- _Work to do_:
Locate every line in the records below that holds the word "following" and return each one.

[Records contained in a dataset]

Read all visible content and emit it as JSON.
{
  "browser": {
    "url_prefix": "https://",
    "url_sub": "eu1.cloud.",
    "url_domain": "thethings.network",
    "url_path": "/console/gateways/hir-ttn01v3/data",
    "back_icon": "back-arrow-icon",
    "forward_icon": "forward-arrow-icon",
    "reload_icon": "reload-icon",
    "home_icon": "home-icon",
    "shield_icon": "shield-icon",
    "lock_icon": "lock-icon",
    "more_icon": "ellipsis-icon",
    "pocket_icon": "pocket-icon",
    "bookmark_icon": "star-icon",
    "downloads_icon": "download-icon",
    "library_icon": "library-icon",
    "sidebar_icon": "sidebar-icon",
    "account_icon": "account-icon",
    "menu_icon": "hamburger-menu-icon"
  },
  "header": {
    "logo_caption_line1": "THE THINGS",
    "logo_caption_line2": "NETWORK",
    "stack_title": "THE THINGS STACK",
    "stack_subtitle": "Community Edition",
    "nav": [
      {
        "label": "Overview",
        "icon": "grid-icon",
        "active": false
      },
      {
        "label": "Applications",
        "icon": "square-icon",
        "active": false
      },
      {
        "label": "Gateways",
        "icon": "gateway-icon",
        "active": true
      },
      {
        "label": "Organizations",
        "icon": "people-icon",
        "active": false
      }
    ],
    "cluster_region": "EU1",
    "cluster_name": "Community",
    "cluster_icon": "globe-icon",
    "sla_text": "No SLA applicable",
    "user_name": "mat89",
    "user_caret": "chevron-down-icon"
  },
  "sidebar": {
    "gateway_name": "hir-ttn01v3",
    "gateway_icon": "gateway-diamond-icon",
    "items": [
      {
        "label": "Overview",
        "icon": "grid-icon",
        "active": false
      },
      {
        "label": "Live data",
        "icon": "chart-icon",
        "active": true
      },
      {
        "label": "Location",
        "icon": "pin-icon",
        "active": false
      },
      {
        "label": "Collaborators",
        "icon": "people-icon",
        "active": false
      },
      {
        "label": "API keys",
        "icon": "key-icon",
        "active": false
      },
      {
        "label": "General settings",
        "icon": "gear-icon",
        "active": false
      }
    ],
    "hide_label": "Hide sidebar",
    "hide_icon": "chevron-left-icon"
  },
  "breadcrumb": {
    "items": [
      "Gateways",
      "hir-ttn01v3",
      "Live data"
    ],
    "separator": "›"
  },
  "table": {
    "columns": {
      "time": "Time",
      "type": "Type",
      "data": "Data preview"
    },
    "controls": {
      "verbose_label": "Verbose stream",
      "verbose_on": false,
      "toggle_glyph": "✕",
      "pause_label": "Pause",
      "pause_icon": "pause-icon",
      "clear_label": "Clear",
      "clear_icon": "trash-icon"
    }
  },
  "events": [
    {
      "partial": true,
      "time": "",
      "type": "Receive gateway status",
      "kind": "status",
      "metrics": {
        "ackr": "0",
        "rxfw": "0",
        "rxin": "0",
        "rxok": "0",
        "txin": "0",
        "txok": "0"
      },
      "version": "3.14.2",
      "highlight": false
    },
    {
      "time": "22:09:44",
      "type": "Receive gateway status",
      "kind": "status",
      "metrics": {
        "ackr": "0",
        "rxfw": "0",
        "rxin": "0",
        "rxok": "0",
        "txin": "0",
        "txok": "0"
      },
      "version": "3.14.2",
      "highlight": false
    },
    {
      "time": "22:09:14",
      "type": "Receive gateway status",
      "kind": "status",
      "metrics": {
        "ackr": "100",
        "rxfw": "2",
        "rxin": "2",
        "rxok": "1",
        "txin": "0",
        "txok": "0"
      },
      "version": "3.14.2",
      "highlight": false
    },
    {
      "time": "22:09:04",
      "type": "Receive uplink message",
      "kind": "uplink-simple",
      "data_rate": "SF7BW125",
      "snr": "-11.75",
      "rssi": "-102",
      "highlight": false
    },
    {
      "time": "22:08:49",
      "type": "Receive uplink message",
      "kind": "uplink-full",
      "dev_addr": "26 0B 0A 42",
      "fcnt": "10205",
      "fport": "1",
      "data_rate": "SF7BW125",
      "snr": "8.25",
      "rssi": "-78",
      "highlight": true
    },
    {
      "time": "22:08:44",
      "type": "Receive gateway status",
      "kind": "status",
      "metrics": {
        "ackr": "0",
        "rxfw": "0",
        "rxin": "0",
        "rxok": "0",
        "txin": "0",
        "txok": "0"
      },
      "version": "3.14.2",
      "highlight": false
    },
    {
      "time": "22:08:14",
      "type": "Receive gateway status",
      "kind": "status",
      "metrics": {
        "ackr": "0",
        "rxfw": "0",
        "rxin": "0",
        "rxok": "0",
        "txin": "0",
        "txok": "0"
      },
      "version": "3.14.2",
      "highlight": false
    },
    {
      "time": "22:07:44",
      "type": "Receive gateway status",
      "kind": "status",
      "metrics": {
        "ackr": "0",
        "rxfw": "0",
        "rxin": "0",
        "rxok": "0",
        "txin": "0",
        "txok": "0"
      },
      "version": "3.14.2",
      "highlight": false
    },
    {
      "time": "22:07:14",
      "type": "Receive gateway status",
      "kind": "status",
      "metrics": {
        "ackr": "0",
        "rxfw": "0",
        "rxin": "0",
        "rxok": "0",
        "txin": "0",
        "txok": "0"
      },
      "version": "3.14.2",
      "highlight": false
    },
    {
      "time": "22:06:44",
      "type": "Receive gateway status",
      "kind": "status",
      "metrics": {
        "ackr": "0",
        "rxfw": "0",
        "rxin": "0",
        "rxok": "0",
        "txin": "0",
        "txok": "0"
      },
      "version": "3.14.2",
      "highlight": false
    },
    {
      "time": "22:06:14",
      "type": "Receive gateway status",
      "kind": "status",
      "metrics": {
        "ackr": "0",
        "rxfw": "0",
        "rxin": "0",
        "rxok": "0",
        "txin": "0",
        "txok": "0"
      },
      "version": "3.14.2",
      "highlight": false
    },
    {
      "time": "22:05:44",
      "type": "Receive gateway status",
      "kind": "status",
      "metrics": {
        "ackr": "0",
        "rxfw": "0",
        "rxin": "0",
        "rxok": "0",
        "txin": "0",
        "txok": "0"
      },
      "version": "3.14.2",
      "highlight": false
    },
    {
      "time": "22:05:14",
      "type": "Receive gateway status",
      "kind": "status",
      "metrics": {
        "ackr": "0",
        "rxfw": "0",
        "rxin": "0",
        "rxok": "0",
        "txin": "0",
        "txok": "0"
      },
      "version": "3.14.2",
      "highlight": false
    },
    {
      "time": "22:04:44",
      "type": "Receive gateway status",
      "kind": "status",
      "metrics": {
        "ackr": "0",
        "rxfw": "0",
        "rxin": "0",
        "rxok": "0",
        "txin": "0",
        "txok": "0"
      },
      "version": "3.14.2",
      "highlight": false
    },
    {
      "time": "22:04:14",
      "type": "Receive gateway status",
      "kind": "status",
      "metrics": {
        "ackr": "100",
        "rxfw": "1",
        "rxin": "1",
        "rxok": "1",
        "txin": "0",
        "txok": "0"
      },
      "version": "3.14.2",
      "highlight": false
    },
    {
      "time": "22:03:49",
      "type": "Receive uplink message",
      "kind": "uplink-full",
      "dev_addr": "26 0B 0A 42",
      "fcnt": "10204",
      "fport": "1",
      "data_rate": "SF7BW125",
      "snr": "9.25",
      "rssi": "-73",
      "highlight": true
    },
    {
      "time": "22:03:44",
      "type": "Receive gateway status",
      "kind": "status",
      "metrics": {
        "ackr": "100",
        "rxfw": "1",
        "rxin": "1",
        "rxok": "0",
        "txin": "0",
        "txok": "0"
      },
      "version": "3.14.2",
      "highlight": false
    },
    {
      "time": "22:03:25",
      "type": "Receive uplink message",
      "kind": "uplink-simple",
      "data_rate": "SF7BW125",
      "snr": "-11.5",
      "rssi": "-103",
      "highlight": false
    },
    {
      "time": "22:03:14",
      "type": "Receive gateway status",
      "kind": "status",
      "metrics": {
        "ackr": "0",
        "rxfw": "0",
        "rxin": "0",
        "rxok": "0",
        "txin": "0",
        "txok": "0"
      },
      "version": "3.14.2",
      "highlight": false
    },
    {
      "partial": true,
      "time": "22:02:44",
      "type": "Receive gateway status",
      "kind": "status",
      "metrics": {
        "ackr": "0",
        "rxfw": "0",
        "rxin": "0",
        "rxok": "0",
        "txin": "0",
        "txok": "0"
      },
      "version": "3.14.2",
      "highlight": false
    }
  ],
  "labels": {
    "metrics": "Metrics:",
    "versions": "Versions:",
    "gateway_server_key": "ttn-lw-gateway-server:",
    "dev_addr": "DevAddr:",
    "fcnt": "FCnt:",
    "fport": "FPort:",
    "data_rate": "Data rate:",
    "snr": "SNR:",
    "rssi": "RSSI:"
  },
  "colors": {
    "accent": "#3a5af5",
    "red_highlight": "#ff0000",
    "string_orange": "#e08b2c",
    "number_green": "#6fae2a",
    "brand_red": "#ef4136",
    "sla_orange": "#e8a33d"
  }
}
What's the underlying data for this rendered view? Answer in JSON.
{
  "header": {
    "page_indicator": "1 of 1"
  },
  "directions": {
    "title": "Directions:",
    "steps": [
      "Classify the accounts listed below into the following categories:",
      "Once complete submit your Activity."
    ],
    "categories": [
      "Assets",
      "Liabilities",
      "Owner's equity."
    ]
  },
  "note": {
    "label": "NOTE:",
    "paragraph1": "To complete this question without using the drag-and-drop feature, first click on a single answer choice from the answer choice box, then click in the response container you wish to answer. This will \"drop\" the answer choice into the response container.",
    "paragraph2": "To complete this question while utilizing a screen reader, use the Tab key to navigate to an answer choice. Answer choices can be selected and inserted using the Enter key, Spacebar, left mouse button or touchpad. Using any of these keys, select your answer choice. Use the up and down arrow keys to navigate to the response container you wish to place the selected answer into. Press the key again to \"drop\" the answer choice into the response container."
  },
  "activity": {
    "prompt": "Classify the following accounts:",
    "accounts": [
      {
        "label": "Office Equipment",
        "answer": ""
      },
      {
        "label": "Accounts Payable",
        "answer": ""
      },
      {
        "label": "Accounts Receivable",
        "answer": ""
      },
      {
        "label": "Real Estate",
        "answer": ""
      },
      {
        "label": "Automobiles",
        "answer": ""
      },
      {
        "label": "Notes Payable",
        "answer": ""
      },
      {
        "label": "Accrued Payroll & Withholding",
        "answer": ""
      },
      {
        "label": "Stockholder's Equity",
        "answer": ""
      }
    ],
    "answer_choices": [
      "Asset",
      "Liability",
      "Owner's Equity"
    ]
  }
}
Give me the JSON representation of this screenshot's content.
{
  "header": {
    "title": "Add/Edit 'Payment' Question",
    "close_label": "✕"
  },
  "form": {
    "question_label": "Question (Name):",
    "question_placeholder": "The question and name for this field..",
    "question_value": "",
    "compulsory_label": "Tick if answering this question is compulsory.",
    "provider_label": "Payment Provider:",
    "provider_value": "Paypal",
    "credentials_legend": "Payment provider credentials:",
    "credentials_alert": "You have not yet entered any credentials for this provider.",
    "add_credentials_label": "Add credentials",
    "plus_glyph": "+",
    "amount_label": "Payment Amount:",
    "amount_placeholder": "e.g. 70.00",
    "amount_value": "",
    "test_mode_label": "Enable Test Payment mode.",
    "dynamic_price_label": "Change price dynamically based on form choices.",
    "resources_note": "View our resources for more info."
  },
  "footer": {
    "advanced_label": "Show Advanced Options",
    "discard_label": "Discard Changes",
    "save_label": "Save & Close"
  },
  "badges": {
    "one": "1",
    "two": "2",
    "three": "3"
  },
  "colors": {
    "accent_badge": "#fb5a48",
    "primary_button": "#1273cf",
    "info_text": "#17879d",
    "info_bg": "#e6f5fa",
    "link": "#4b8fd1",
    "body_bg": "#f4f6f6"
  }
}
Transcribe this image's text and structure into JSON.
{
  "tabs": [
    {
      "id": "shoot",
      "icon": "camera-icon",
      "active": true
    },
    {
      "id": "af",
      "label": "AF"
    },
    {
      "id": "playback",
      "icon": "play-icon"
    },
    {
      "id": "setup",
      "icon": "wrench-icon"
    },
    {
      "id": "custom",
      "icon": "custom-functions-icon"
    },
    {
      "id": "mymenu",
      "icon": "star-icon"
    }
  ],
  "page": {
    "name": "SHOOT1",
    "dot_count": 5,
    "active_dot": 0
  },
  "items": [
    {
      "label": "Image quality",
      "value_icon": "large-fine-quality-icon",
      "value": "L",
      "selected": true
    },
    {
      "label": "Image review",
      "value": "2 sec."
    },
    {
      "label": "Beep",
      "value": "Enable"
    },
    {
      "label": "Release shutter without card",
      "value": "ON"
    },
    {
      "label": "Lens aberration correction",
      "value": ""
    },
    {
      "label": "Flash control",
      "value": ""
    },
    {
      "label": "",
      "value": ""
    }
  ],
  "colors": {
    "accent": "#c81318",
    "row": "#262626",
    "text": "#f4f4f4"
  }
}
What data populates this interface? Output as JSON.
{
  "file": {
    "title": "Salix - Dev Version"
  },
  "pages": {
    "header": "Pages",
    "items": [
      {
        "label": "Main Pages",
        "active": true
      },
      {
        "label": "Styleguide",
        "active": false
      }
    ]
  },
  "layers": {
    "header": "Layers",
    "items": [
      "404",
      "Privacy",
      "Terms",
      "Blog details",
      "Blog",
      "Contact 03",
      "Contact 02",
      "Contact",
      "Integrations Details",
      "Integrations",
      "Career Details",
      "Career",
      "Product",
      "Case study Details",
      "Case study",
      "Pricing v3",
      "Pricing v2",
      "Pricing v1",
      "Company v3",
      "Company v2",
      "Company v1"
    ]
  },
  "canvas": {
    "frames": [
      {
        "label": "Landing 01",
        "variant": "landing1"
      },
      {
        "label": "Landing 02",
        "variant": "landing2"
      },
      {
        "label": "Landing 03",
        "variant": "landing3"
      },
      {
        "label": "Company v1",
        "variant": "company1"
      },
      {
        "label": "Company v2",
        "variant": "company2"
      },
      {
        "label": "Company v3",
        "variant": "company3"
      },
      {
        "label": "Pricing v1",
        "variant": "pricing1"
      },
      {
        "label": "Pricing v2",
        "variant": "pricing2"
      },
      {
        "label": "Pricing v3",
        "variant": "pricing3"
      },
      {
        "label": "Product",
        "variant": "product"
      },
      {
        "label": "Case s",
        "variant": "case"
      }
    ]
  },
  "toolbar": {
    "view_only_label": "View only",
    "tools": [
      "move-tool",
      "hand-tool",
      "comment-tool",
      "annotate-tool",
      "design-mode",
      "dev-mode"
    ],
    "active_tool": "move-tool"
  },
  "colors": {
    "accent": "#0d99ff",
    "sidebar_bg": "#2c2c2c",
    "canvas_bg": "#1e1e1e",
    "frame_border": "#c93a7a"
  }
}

- _The response_:
      "Classify the accounts listed below into the following categories:",
    "prompt": "Classify the following accounts:",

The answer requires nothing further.